PASSAGE FOR REVIEW -
The dog film has never gone down particularly well in terms of genre material. In live-action, there were lame efforts like Oh Heavenly Dog (1980), Paws (1997) and Super Buddies (2013), although one has some liking for Fluke (1995) in which Matthew Modine is reincarnated as a dog. The dog film seems to work far better in animation with Disney having cornered the market with the likes of Lady and the Tramp (1955), Oliver & Company (1988) and Bolt (2008). The robot dog had been done before in the painful and unfunny Hanna-Barbera live-action film C.H.O.M.P.S. (1979), the Dean R. Koontz dud Watchers (1988), the cutsie Robo-Dog (2015) and The Bionic Woman two-part episode The Bionic Dog (1977), although there was some appeal to the character of K9 who became companion to Tom Baker’s Doctor in tv’s Doctor Who (1963-89, 2005- ). There was also the great A Boy and His Dog (1975) but that seems a very different work to a cute dog film.

A-X-L was a directorial debut for Oliver Daly who first made a Kickstarter funded short Miles (2015) to demonstrate the idea to producers. The resulting film was given a $10 million budget and some surprisingly high-profile backing from Lakeshore Entertainment and with David S. Goyer, screenwriter for Dark City (1998), the Blade films and Christopher Nolan’s Dark Night trilogy, signing on as producer – all for what is essentially a CGI version of C.H.O.M.P.S..

A-X-L sat in my inbox for a long time. I felt zero enthusiasm for a film about a robot dog and it was only during an effort to clear out the stragglers among the films I had left that I forced myself to sit down and watch. I began hating A-X-L within minutes of it starting. The pitch to the teen demographic ended up making me switch off in a big way. This teen focus gives the film an inanity – everyone has posed good looks; the party that Alex Neustaedter’s father throws looks like an event with a five figure budget, while the soundtrack pulses with dance music.

Becky G and Alex Neustaedter with A-X-L the robot dog in A-X-L (2018)

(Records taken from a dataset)

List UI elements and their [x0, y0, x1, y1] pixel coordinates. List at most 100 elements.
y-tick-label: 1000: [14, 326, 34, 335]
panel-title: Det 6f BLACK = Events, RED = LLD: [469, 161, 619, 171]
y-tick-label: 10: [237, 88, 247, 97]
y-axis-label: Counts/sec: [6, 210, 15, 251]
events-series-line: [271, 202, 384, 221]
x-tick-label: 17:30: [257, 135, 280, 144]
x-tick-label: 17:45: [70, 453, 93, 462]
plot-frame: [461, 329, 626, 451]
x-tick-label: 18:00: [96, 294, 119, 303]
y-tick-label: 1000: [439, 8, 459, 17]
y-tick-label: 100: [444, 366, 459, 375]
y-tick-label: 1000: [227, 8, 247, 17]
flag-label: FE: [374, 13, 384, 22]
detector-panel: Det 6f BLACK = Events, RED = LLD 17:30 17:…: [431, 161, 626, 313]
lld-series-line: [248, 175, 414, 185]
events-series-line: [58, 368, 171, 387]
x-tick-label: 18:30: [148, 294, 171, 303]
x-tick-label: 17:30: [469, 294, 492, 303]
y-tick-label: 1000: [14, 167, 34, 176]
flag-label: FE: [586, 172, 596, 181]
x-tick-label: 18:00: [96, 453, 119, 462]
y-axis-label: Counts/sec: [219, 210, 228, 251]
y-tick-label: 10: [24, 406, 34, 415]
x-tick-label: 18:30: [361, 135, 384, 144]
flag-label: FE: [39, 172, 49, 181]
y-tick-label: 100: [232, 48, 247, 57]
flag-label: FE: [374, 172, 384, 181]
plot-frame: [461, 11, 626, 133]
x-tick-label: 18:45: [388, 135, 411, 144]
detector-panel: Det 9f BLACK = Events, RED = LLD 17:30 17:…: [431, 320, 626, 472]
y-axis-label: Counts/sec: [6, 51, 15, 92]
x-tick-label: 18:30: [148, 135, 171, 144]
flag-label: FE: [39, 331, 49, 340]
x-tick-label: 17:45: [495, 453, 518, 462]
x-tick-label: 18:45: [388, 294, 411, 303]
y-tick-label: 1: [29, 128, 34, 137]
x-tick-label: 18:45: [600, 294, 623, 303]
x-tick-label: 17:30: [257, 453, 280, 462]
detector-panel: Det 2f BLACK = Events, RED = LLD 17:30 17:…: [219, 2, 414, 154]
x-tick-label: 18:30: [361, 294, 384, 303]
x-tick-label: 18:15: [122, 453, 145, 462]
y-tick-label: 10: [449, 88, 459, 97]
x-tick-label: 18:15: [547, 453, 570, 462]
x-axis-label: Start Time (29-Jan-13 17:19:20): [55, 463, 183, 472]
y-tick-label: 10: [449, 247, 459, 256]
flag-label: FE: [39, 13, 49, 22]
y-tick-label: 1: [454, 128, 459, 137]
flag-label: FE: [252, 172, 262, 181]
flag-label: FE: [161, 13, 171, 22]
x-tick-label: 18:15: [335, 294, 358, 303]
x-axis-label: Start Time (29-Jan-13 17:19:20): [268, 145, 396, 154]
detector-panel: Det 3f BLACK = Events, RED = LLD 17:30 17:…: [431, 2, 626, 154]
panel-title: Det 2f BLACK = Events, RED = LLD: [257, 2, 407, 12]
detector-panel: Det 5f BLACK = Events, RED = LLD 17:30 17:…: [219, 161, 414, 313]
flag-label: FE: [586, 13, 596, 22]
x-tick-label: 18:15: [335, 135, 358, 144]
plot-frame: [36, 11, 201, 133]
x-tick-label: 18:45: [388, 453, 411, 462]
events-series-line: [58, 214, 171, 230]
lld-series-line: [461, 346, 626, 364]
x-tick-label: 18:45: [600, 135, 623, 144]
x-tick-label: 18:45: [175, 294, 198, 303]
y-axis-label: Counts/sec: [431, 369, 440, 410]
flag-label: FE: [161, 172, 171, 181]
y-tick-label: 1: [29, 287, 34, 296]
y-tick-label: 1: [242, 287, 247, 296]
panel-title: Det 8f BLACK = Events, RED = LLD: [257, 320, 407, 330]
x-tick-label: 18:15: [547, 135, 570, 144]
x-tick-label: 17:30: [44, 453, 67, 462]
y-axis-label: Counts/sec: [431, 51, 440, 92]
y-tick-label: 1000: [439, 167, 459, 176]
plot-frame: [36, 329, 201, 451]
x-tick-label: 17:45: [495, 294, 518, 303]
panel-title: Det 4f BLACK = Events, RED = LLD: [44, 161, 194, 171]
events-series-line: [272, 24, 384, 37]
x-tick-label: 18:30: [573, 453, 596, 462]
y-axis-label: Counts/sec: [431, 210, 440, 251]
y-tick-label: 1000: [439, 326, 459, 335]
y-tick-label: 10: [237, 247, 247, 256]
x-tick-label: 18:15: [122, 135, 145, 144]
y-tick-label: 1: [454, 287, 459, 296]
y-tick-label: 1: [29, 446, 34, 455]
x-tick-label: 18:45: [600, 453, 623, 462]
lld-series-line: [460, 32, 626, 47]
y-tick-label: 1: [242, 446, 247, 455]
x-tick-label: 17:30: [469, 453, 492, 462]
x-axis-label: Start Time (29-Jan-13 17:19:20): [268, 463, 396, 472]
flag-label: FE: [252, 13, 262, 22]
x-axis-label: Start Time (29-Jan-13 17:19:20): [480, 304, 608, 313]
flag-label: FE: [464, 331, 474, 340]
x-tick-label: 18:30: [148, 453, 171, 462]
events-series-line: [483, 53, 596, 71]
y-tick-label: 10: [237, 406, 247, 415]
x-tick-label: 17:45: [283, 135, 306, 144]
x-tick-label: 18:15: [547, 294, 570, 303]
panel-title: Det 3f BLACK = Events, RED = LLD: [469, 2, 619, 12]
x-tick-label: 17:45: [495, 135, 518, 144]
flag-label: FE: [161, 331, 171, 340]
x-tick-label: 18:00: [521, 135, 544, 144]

COMPLETE THE FOLLOWING -
1 - Rewrite the paragraph of the A-X-L review that begins "A-X-L sat in my inbox" as a short bulleted list that keeps its main facts.
2 - According to the A-X-L review, what budget was the film given?
3 - Extend the review of A-X-L with a few more paragraphs that follow from where it stops.

ANSWERS BY TASK -
1 -
- The reviewer had no enthusiasm for a robot dog film, and A-X-L went unwatched for a long time.
- The reviewer finally watched it only while clearing out leftover films.
- The reviewer began hating it within minutes because of its pitch to a teen audience.
- That teen focus makes the film inane: everyone has posed good looks, the party thrown by Alex Neustaedter's father looks like it had a five-figure budget, and dance music pulses on the soundtrack.

2 - It was given a $10 million budget.

3 -
Becky G and Alex Neustaedter with A-X-L the robot dog

In doing so, A-X-L feels like a film that has its age demographic all wrong. The teen-twentysomethings the film makes its pitch for are not interested in cute films about people befriending robot dogs – it is the sort of thing you would expect to be pitched to an audience of twelve year-olds and younger. Not unexpectedly, the film failed to connect with any audience and did miserable box-office earning well under expectation and making back far less than it cost to produce.

Furthermore, a substantial amount of the film is set around dirt bike racing. Someone making the film clearly had a passion for this to centre so much of the film around it. It is a case of an enthusiasm for a pastime failing to communicate itself on screen as the dirt bike scenes look about as exciting as watching someone’s GoPro videos. Moreover, these scenes indulge in all the cliches of the Sports Film – there’s the hero who is a rank outsider who just has to stand up for himself to succeed; the cocksure rival who has all the money and privilege; the cute girl who is attracted to the hero but is also obliged to (usually the girlfriend of) the cocky rival. The surprise of a film like this is that the big climactic scenes don’t centre around an All or Nothing competition.

The CGI effects are adequate, nothing particularly standout. The film though is intellectually vacant. It is a film made by people that seems to think that watching Alex Neustaedter and the dog do bike flips together is something exciting. This is surely no more evident than the scene with Becky G and Alex Neustaedter hanging out at her hideaway and the laughable scene where the dog puts on a mix-tape of Dancing in the Moonlight (1970) and a laser show so the couple can dance.